— Goal —
Retype the records below exactly as they appear, but leave out any pictures.

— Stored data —
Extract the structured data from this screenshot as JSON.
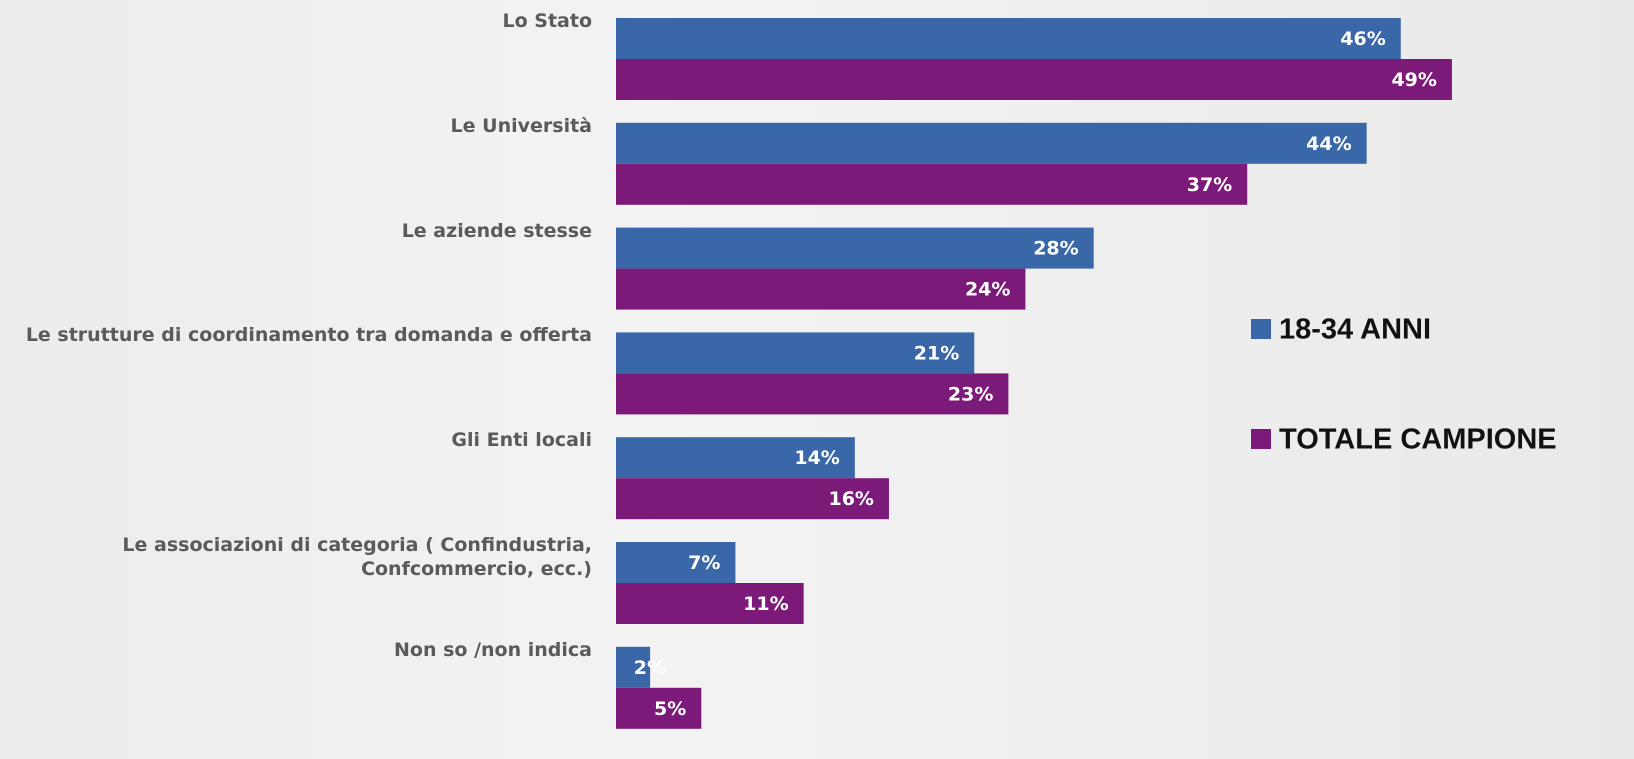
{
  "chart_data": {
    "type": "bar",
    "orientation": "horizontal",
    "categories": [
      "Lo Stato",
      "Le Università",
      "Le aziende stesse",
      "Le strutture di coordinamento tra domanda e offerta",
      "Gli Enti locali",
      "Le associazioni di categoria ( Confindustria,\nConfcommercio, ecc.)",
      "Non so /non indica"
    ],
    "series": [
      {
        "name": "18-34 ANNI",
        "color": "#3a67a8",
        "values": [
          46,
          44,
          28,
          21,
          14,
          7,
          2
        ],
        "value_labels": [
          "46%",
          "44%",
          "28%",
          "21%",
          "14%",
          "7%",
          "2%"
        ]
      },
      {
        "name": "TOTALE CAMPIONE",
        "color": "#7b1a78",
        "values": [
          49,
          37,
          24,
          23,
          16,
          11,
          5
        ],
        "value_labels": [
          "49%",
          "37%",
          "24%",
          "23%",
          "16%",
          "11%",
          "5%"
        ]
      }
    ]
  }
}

— Reply —
Extract the structured data from this screenshot as JSON.
{
  "chart_data": {
    "type": "bar",
    "orientation": "horizontal",
    "categories": [
      "Lo Stato",
      "Le Università",
      "Le aziende stesse",
      "Le strutture di coordinamento tra domanda e offerta",
      "Gli Enti locali",
      "Le associazioni di categoria ( Confindustria,\nConfcommercio, ecc.)",
      "Non so /non indica"
    ],
    "series": [
      {
        "name": "18-34 ANNI",
        "color": "#3a67a8",
        "values": [
          46,
          44,
          28,
          21,
          14,
          7,
          2
        ],
        "value_labels": [
          "46%",
          "44%",
          "28%",
          "21%",
          "14%",
          "7%",
          "2%"
        ]
      },
      {
        "name": "TOTALE CAMPIONE",
        "color": "#7b1a78",
        "values": [
          49,
          37,
          24,
          23,
          16,
          11,
          5
        ],
        "value_labels": [
          "49%",
          "37%",
          "24%",
          "23%",
          "16%",
          "11%",
          "5%"
        ]
      }
    ]
  }
}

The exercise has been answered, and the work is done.